Collection entries:
┌──
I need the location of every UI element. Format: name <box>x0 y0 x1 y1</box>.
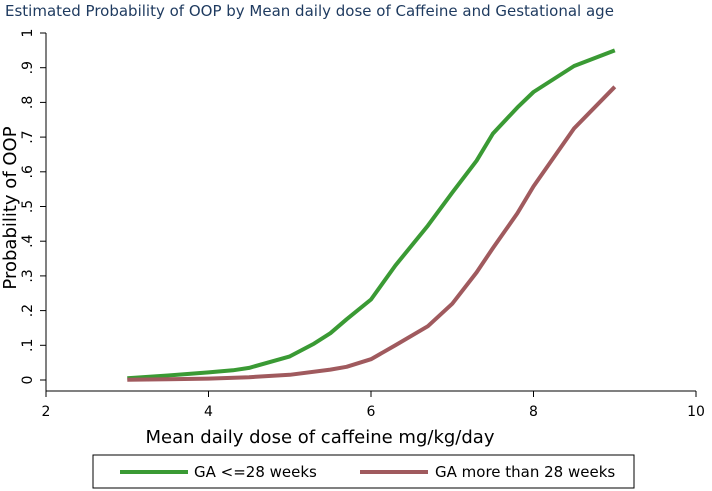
legend-label-ga-gt-28: GA more than 28 weeks <box>435 463 615 481</box>
y-tick-label: 1 <box>20 29 36 38</box>
legend: GA <=28 weeks GA more than 28 weeks <box>92 454 635 489</box>
y-tick-label: .8 <box>20 96 36 109</box>
y-tick-label: .2 <box>20 304 36 317</box>
y-tick-label: .1 <box>20 339 36 352</box>
y-axis: 0 .1 .2 .3 .4 .5 .6 .7 .8 .9 1 <box>20 29 47 391</box>
x-axis: 2 4 6 8 10 <box>42 390 705 420</box>
x-tick-label: 8 <box>529 404 538 420</box>
y-axis-title: Probability of OOP <box>0 126 21 289</box>
y-tick-label: .9 <box>20 61 36 74</box>
chart-title: Estimated Probability of OOP by Mean dai… <box>5 2 614 20</box>
x-tick-label: 4 <box>204 404 213 420</box>
y-tick-label: 0 <box>20 376 36 385</box>
x-tick-label: 6 <box>367 404 376 420</box>
y-tick-label: .6 <box>20 165 36 178</box>
series-layer <box>127 48 617 382</box>
y-tick-label: .5 <box>20 200 36 213</box>
y-tick-label: .7 <box>20 130 36 143</box>
x-tick-label: 10 <box>687 404 705 420</box>
series-line-ga-le-28 <box>127 48 616 381</box>
y-tick-label: .3 <box>20 269 36 282</box>
series-line-ga-gt-28 <box>127 85 617 382</box>
x-axis-title: Mean daily dose of caffeine mg/kg/day <box>146 427 495 448</box>
x-tick-label: 2 <box>42 404 51 420</box>
legend-label-ga-le-28: GA <=28 weeks <box>194 463 317 481</box>
y-tick-label: .4 <box>20 234 36 247</box>
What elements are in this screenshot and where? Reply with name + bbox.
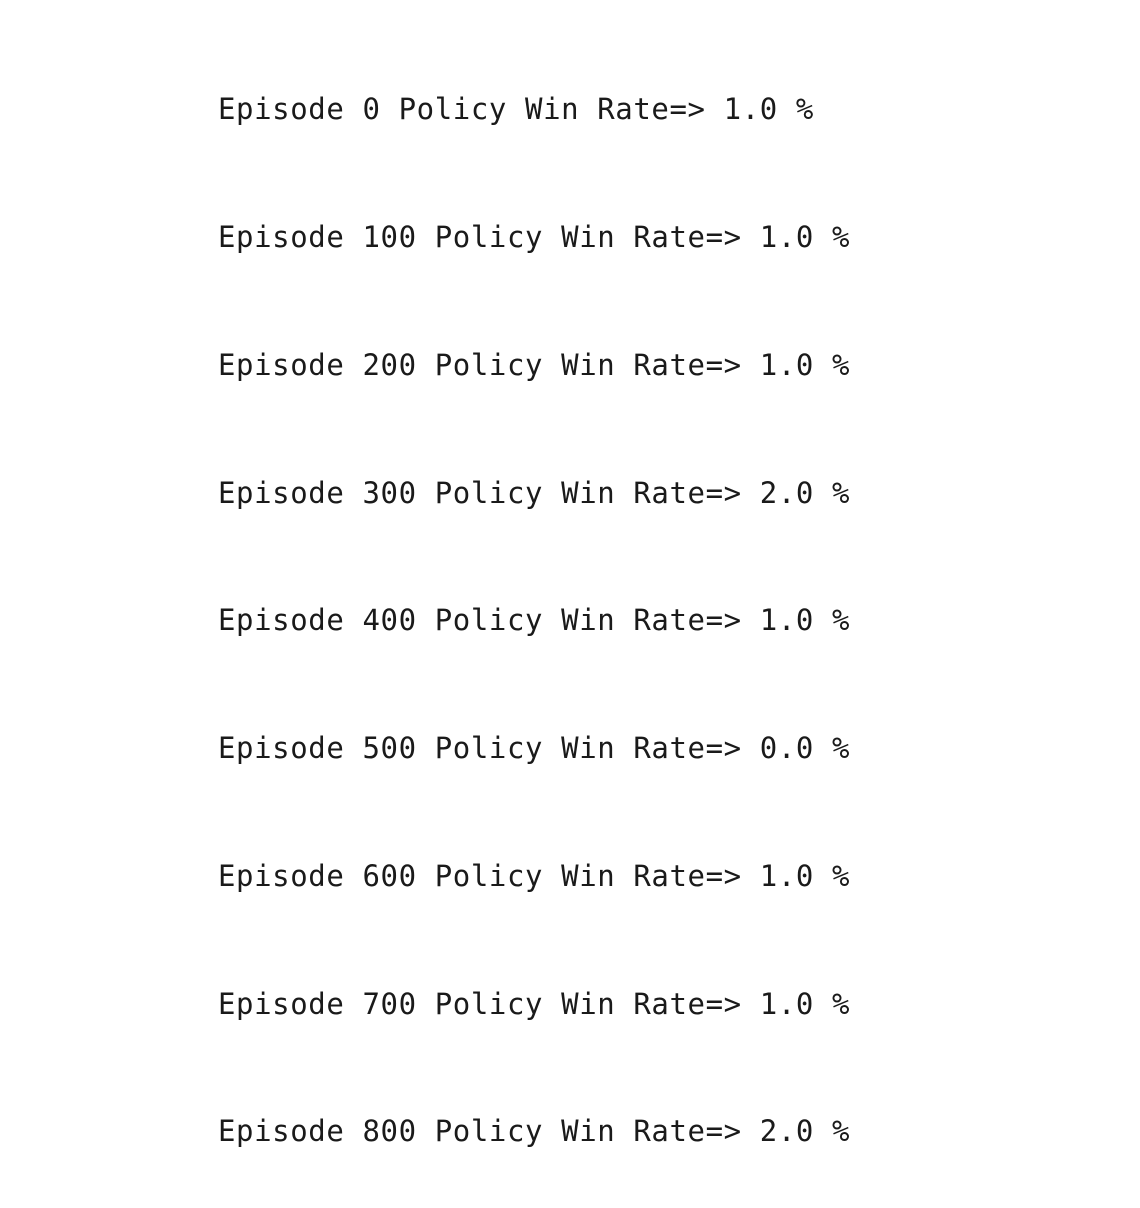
log-line-episode-500: Episode 500 Policy Win Rate=> 0.0 % bbox=[218, 731, 851, 766]
console-output: Episode 0 Policy Win Rate=> 1.0 % Episod… bbox=[218, 3, 868, 1208]
log-line-episode-600: Episode 600 Policy Win Rate=> 1.0 % bbox=[218, 858, 851, 893]
log-line-episode-700: Episode 700 Policy Win Rate=> 1.0 % bbox=[218, 986, 851, 1021]
log-line-episode-400: Episode 400 Policy Win Rate=> 1.0 % bbox=[218, 603, 851, 638]
log-line-episode-300: Episode 300 Policy Win Rate=> 2.0 % bbox=[218, 475, 851, 510]
log-line-episode-0: Episode 0 Policy Win Rate=> 1.0 % bbox=[218, 92, 814, 127]
log-line-episode-800: Episode 800 Policy Win Rate=> 2.0 % bbox=[218, 1114, 851, 1149]
log-line-episode-100: Episode 100 Policy Win Rate=> 1.0 % bbox=[218, 219, 851, 254]
log-line-episode-200: Episode 200 Policy Win Rate=> 1.0 % bbox=[218, 347, 851, 382]
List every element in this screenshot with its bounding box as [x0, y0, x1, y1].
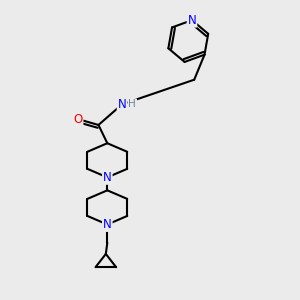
Text: N: N [188, 14, 196, 27]
Text: N: N [118, 98, 126, 111]
Text: O: O [73, 112, 83, 126]
Text: N: N [103, 218, 112, 231]
Text: H: H [128, 99, 136, 110]
Text: N: N [103, 171, 112, 184]
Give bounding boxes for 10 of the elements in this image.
└──
Can you repeat, word for word, the lines in the items above that start with the line containing "log-line-episode-500: Episode 500" and end with the line containing "log-line-episode-100: Episode 100", including both of those lines?

_Task response:_
log-line-episode-500: Episode 500 Policy Win Rate=> 0.0 % bbox=[218, 731, 851, 766]
console-output: Episode 0 Policy Win Rate=> 1.0 % Episod… bbox=[218, 3, 868, 1208]
log-line-episode-600: Episode 600 Policy Win Rate=> 1.0 % bbox=[218, 858, 851, 893]
log-line-episode-700: Episode 700 Policy Win Rate=> 1.0 % bbox=[218, 986, 851, 1021]
log-line-episode-400: Episode 400 Policy Win Rate=> 1.0 % bbox=[218, 603, 851, 638]
log-line-episode-300: Episode 300 Policy Win Rate=> 2.0 % bbox=[218, 475, 851, 510]
log-line-episode-0: Episode 0 Policy Win Rate=> 1.0 % bbox=[218, 92, 814, 127]
log-line-episode-800: Episode 800 Policy Win Rate=> 2.0 % bbox=[218, 1114, 851, 1149]
log-line-episode-100: Episode 100 Policy Win Rate=> 1.0 % bbox=[218, 219, 851, 254]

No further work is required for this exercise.